* begin *

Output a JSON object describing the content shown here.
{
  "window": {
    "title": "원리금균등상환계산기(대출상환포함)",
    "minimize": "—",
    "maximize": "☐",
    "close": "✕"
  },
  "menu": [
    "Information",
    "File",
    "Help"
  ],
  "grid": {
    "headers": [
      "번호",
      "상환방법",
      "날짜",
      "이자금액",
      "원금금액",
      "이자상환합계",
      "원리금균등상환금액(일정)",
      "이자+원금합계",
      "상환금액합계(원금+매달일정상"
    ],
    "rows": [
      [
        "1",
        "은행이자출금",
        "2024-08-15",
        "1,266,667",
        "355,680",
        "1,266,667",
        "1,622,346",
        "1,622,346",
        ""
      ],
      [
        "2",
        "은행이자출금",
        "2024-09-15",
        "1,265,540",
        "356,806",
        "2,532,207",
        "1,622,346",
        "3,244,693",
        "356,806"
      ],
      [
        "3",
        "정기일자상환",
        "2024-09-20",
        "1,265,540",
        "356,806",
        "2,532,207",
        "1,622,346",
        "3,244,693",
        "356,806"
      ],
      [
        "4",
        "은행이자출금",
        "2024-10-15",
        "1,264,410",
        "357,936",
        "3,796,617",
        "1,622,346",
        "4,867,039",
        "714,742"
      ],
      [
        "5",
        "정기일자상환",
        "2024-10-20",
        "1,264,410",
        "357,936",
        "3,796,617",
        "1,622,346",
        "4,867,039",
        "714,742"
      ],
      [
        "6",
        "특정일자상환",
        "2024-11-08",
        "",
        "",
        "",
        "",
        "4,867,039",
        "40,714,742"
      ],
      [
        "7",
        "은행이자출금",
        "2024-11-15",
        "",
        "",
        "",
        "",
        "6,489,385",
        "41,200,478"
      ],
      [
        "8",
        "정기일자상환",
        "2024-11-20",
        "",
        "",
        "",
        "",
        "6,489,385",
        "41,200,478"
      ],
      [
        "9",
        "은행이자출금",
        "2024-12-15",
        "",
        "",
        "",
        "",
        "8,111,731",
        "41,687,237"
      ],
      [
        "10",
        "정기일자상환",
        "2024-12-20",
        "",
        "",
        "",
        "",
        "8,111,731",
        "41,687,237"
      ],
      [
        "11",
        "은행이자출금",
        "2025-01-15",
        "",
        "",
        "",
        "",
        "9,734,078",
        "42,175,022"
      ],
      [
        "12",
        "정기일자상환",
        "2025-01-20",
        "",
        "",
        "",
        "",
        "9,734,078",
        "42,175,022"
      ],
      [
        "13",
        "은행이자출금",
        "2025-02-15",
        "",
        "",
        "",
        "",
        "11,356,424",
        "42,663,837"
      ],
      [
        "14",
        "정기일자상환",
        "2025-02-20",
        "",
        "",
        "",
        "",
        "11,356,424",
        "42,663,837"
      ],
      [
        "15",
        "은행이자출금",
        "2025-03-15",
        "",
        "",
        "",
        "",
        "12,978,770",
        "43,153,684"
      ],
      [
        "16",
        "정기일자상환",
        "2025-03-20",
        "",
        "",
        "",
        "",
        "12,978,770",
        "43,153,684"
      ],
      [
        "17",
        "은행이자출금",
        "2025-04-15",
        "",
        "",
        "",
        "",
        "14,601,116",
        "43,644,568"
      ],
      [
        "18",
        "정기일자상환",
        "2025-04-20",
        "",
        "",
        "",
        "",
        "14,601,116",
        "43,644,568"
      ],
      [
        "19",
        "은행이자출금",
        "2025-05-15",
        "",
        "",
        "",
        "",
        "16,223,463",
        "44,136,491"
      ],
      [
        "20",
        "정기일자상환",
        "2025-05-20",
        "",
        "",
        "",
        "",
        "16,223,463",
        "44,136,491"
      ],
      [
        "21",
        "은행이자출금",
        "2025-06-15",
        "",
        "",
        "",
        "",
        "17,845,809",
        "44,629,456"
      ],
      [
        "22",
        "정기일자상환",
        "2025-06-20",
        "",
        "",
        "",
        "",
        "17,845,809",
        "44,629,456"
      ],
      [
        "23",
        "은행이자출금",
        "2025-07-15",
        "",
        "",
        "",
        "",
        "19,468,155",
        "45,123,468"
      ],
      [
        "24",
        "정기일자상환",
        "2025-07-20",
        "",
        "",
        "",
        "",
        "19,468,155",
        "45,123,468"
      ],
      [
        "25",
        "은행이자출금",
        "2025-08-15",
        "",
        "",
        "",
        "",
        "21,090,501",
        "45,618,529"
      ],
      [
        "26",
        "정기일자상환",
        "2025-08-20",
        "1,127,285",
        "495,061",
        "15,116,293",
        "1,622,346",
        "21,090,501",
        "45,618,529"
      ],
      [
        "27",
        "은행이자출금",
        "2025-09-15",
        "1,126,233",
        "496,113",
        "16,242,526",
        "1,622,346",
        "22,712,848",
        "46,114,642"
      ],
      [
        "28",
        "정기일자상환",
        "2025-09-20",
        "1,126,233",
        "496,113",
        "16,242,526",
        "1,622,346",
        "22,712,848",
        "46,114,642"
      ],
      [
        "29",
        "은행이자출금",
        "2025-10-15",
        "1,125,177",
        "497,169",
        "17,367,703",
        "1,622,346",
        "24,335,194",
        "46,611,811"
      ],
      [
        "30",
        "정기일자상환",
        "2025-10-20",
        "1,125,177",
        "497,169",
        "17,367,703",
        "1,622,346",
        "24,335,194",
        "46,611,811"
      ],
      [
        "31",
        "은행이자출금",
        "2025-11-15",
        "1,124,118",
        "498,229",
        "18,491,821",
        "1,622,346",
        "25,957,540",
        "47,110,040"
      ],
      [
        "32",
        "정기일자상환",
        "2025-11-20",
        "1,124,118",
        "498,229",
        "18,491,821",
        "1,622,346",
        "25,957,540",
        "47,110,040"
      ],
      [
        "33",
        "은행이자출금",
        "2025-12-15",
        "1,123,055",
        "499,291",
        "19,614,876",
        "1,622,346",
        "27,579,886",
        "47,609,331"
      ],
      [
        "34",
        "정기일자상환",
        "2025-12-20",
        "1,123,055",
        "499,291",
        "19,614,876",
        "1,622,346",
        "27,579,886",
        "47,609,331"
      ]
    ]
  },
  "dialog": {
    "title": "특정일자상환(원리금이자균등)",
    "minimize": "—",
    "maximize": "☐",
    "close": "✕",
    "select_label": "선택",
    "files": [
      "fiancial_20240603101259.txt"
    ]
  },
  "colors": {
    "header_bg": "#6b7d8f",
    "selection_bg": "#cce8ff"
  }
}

* end *

YOUR INSTRUCTIONS
Give only the number of lines in the material above that include the word "title".

TASK ANSWER
2